◆ **GIVEN DATA**:

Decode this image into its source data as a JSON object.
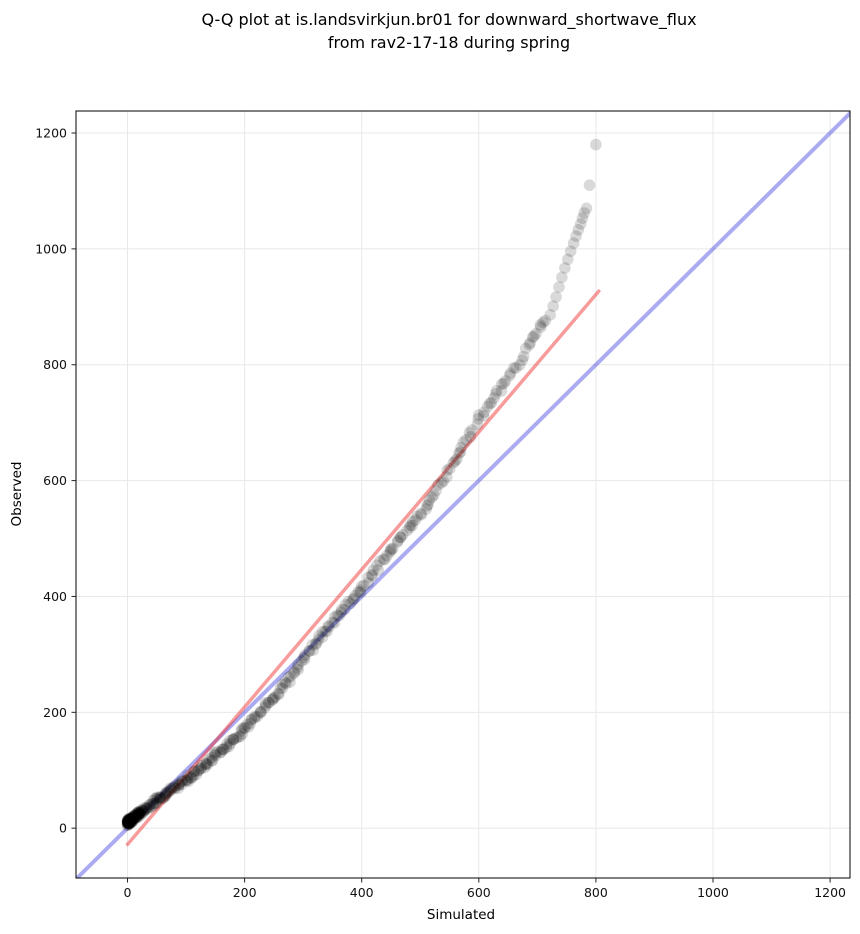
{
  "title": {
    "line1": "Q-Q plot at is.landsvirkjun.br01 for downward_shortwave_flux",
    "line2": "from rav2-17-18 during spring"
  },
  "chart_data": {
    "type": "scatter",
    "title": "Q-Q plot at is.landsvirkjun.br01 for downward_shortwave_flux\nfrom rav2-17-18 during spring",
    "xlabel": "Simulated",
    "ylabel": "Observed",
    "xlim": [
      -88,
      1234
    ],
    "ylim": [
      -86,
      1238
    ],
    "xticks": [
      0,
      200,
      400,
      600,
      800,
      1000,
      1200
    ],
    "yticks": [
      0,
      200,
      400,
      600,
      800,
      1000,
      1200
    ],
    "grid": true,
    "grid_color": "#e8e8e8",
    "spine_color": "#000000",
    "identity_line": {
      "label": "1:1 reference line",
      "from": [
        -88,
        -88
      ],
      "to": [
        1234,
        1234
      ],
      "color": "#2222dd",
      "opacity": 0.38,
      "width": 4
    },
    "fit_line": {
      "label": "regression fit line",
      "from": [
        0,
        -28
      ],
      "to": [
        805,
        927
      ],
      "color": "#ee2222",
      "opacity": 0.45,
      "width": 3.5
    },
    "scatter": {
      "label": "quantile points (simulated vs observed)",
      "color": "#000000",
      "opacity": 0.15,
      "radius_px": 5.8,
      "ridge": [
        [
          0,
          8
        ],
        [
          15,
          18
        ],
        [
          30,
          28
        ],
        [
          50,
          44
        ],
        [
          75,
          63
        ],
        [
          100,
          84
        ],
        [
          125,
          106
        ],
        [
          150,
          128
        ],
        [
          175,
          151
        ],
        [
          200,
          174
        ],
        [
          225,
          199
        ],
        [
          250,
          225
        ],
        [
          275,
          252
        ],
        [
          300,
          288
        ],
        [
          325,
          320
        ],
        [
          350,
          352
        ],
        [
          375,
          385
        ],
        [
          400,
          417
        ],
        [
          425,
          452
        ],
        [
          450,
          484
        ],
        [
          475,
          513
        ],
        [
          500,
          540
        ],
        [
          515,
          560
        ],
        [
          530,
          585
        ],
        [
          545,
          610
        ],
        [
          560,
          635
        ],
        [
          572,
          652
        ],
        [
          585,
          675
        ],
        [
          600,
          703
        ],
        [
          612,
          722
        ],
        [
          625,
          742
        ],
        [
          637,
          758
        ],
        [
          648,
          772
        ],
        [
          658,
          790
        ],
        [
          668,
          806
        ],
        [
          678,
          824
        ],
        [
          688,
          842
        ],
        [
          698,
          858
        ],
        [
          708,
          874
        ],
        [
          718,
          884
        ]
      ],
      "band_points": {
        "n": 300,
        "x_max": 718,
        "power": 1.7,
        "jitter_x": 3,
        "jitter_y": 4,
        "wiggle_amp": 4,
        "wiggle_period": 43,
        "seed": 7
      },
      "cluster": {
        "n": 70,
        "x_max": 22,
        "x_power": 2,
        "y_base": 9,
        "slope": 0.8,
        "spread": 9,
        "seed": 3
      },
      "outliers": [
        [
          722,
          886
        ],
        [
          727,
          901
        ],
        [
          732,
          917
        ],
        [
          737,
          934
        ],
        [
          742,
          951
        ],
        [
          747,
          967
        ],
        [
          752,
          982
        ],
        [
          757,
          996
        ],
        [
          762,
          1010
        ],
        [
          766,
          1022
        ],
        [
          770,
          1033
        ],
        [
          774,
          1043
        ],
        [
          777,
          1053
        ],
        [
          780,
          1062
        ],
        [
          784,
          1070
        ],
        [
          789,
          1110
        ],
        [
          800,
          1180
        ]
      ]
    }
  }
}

◆ **DO THIS**:
Working from the material above, state how many lines contain "spring"; give only the number.

◆ **PROBLEM SOLUTION**:
2